[Records from a data source]
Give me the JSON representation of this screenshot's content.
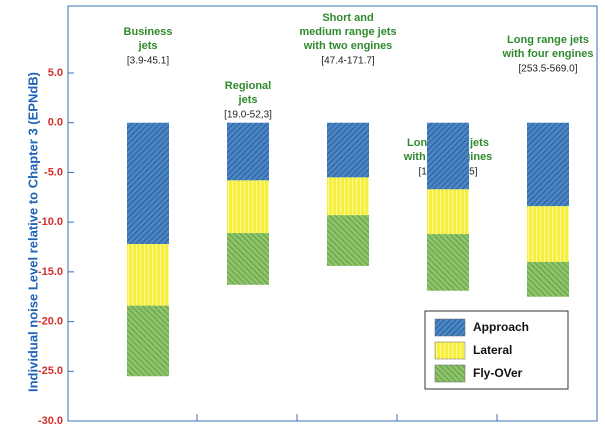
{
  "chart_data": {
    "type": "stacked_bar",
    "ylabel": "Individual noise Level relative to Chapter 3 (EPNdB)",
    "categories": [
      [
        "Business",
        "jets"
      ],
      [
        "Regional",
        "jets"
      ],
      [
        "Short and",
        "medium range jets",
        "with two engines"
      ],
      [
        "Long range jets",
        "with two engines"
      ],
      [
        "Long range jets",
        "with four engines"
      ]
    ],
    "ranges": [
      "[3.9-45.1]",
      "[19.0-52,3]",
      "[47.4-171.7]",
      "[131.0-351.5]",
      "[253.5-569.0]"
    ],
    "series": [
      {
        "name": "Approach",
        "color": "#4a86c4",
        "values": [
          -12.2,
          -5.8,
          -5.5,
          -6.7,
          -8.4
        ]
      },
      {
        "name": "Lateral",
        "color": "#f7ef3a",
        "values": [
          -6.2,
          -5.3,
          -3.8,
          -4.5,
          -5.6
        ]
      },
      {
        "name": "Fly-OVer",
        "color": "#8dc46a",
        "values": [
          -7.1,
          -5.2,
          -5.1,
          -5.7,
          -3.5
        ]
      }
    ],
    "ylim": [
      -30,
      5
    ],
    "yticks": [
      {
        "value": 5,
        "label": "5.0"
      },
      {
        "value": 0,
        "label": "0.0"
      },
      {
        "value": -5,
        "label": "-5.0"
      },
      {
        "value": -10,
        "label": "-10.0"
      },
      {
        "value": -15,
        "label": "-15.0"
      },
      {
        "value": -20,
        "label": "-20.0"
      },
      {
        "value": -25,
        "label": "-25.0"
      },
      {
        "value": -30,
        "label": "-30.0"
      }
    ],
    "legend": "lower right"
  }
}
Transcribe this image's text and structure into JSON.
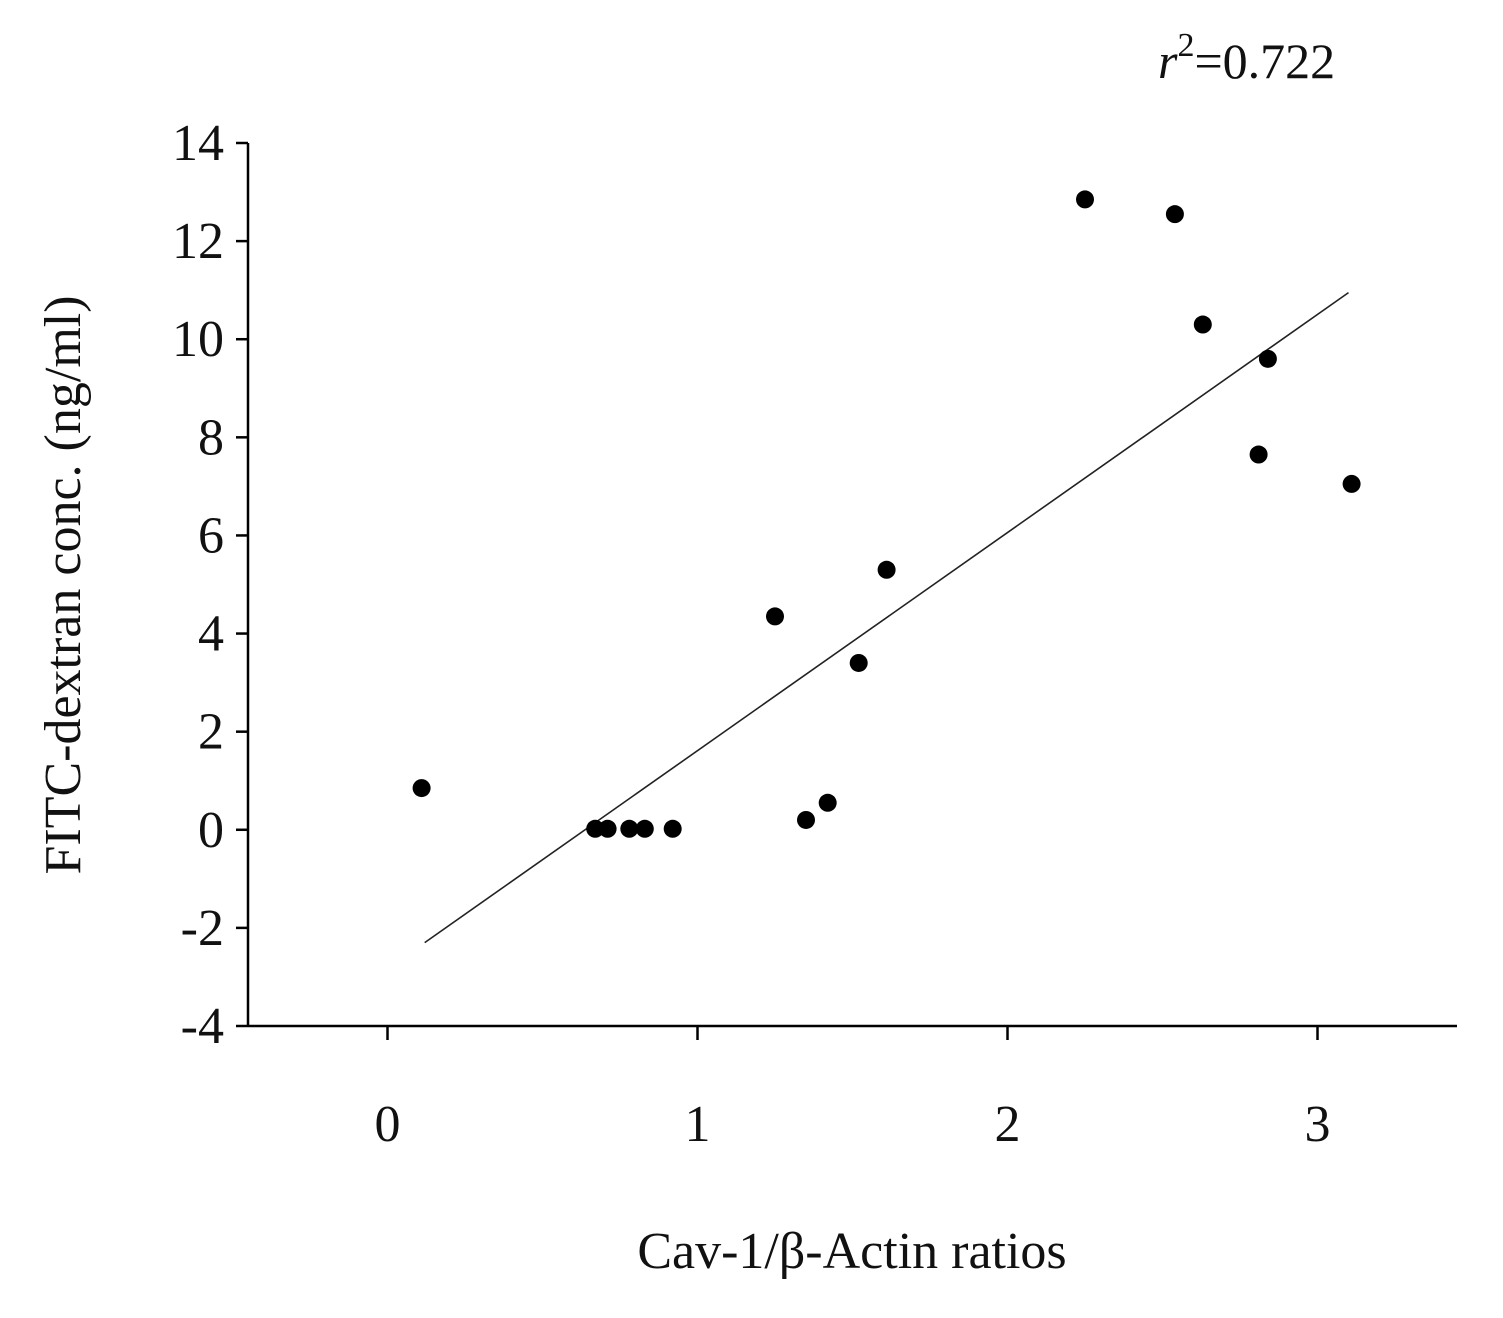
{
  "chart_data": {
    "type": "scatter",
    "title": "",
    "xlabel": "Cav-1/β-Actin ratios",
    "ylabel": "FITC-dextran conc. (ng/ml)",
    "xlim": [
      -0.45,
      3.45
    ],
    "ylim": [
      -4,
      14
    ],
    "xticks": [
      "0",
      "1",
      "2",
      "3"
    ],
    "yticks": [
      "-4",
      "-2",
      "0",
      "2",
      "4",
      "6",
      "8",
      "10",
      "12",
      "14"
    ],
    "xtick_values": [
      0,
      1,
      2,
      3
    ],
    "ytick_values": [
      -4,
      -2,
      0,
      2,
      4,
      6,
      8,
      10,
      12,
      14
    ],
    "grid": false,
    "annotation": {
      "symbol": "r",
      "exponent": "2",
      "value": "=0.722"
    },
    "points": [
      {
        "x": 0.11,
        "y": 0.85
      },
      {
        "x": 0.67,
        "y": 0.02
      },
      {
        "x": 0.71,
        "y": 0.02
      },
      {
        "x": 0.78,
        "y": 0.02
      },
      {
        "x": 0.83,
        "y": 0.02
      },
      {
        "x": 0.92,
        "y": 0.02
      },
      {
        "x": 1.25,
        "y": 4.35
      },
      {
        "x": 1.35,
        "y": 0.2
      },
      {
        "x": 1.42,
        "y": 0.55
      },
      {
        "x": 1.52,
        "y": 3.4
      },
      {
        "x": 1.61,
        "y": 5.3
      },
      {
        "x": 2.25,
        "y": 12.85
      },
      {
        "x": 2.54,
        "y": 12.55
      },
      {
        "x": 2.63,
        "y": 10.3
      },
      {
        "x": 2.81,
        "y": 7.65
      },
      {
        "x": 2.84,
        "y": 9.6
      },
      {
        "x": 3.11,
        "y": 7.05
      }
    ],
    "fit_line": {
      "x": [
        0.12,
        3.1
      ],
      "y": [
        -2.3,
        10.95
      ]
    }
  }
}
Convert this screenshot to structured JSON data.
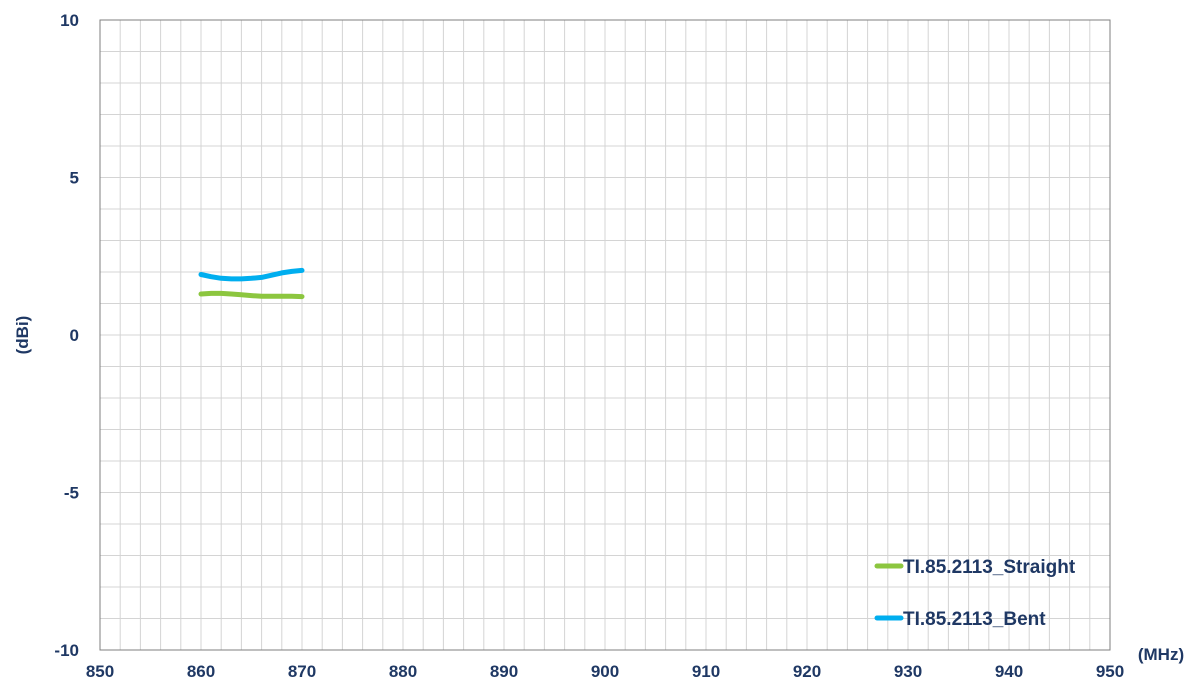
{
  "chart_data": {
    "type": "line",
    "title": "",
    "xlabel": "(MHz)",
    "ylabel": "(dBi)",
    "xlim": [
      850,
      950
    ],
    "ylim": [
      -10,
      10
    ],
    "x_ticks": [
      850,
      860,
      870,
      880,
      890,
      900,
      910,
      920,
      930,
      940,
      950
    ],
    "y_ticks": [
      10,
      5,
      0,
      -5,
      -10
    ],
    "x_minor_step": 2,
    "y_minor_step": 1,
    "grid": true,
    "legend": "bottom-right",
    "series": [
      {
        "name": "TI.85.2113_Straight",
        "color": "#8cc63f",
        "x": [
          860,
          861,
          862,
          863,
          864,
          865,
          866,
          867,
          868,
          869,
          870
        ],
        "y": [
          1.3,
          1.32,
          1.32,
          1.3,
          1.28,
          1.25,
          1.23,
          1.23,
          1.23,
          1.23,
          1.22
        ]
      },
      {
        "name": "TI.85.2113_Bent",
        "color": "#00aeef",
        "x": [
          860,
          861,
          862,
          863,
          864,
          865,
          866,
          867,
          868,
          869,
          870
        ],
        "y": [
          1.92,
          1.85,
          1.8,
          1.78,
          1.78,
          1.8,
          1.83,
          1.9,
          1.97,
          2.02,
          2.05
        ]
      }
    ]
  }
}
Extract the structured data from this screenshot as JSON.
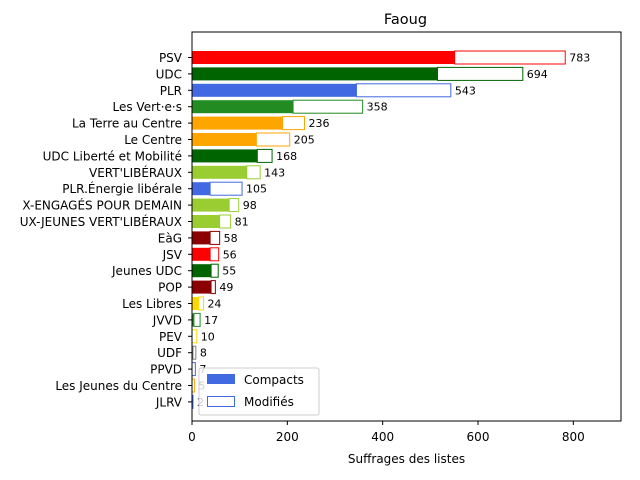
{
  "chart_data": {
    "type": "bar",
    "orientation": "horizontal",
    "stacked": true,
    "title": "Faoug",
    "xlabel": "Suffrages des listes",
    "ylabel": "",
    "xlim": [
      0,
      900
    ],
    "x_ticks": [
      0,
      200,
      400,
      600,
      800
    ],
    "grid": false,
    "legend_position": "bottom-left",
    "categories": [
      "PSV",
      "UDC",
      "PLR",
      "Les Vert·e·s",
      "La Terre au Centre",
      "Le Centre",
      "UDC Liberté et Mobilité",
      "VERT'LIBÉRAUX",
      "PLR.Énergie libérale",
      "JEUNES-ENGAGÉS POUR DEMAIN",
      "JEUNES VERT'LIBÉRAUX",
      "EàG",
      "JSV",
      "Jeunes UDC",
      "POP",
      "Les Libres",
      "JVVD",
      "PEV",
      "UDF",
      "PPVD",
      "Les Jeunes du Centre",
      "JLRV"
    ],
    "category_labels_displayed": [
      "PSV",
      "UDC",
      "PLR",
      "Les Vert·e·s",
      "La Terre au Centre",
      "Le Centre",
      "UDC Liberté et Mobilité",
      "VERT'LIBÉRAUX",
      "PLR.Énergie libérale",
      "X-ENGAGÉS POUR DEMAIN",
      "UX-JEUNES VERT'LIBÉRAUX",
      "EàG",
      "JSV",
      "Jeunes UDC",
      "POP",
      "Les Libres",
      "JVVD",
      "PEV",
      "UDF",
      "PPVD",
      "Les Jeunes du Centre",
      "JLRV"
    ],
    "colors": [
      "#ff0000",
      "#006400",
      "#4169e1",
      "#228b22",
      "#ffa500",
      "#ffa500",
      "#006400",
      "#9acd32",
      "#4169e1",
      "#9acd32",
      "#9acd32",
      "#8b0000",
      "#ff0000",
      "#006400",
      "#8b0000",
      "#ffd700",
      "#228b22",
      "#ffd700",
      "#808080",
      "#4169e1",
      "#ffa500",
      "#4169e1"
    ],
    "series": [
      {
        "name": "Compacts",
        "values": [
          551,
          515,
          345,
          212,
          190,
          135,
          137,
          115,
          38,
          78,
          58,
          38,
          38,
          40,
          40,
          14,
          4,
          0,
          2,
          0,
          0,
          0
        ]
      },
      {
        "name": "Modifiés",
        "values": [
          232,
          179,
          198,
          146,
          46,
          70,
          31,
          28,
          67,
          20,
          23,
          20,
          18,
          15,
          9,
          10,
          13,
          10,
          6,
          7,
          5,
          2
        ]
      }
    ],
    "totals": [
      783,
      694,
      543,
      358,
      236,
      205,
      168,
      143,
      105,
      98,
      81,
      58,
      56,
      55,
      49,
      24,
      17,
      10,
      8,
      7,
      5,
      2
    ],
    "legend": [
      {
        "label": "Compacts",
        "style": "filled",
        "color": "#4169e1"
      },
      {
        "label": "Modifiés",
        "style": "outline",
        "color": "#4169e1"
      }
    ]
  }
}
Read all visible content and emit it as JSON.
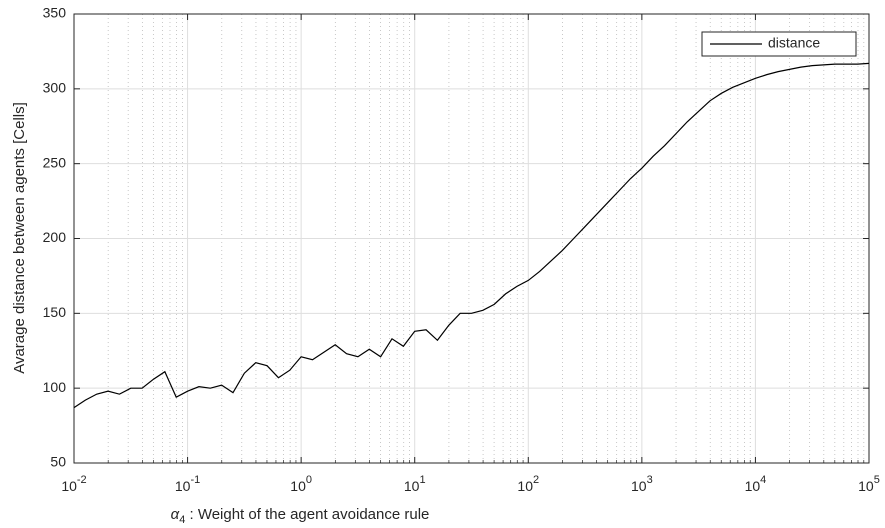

=== WRITTEN REQUEST ===
Your task is to pick out every line with the string "structured" and copy it.

=== EXERCISE ANSWER ===
Convert this screenshot to structured JSON data.
Extract the structured data from this screenshot as JSON.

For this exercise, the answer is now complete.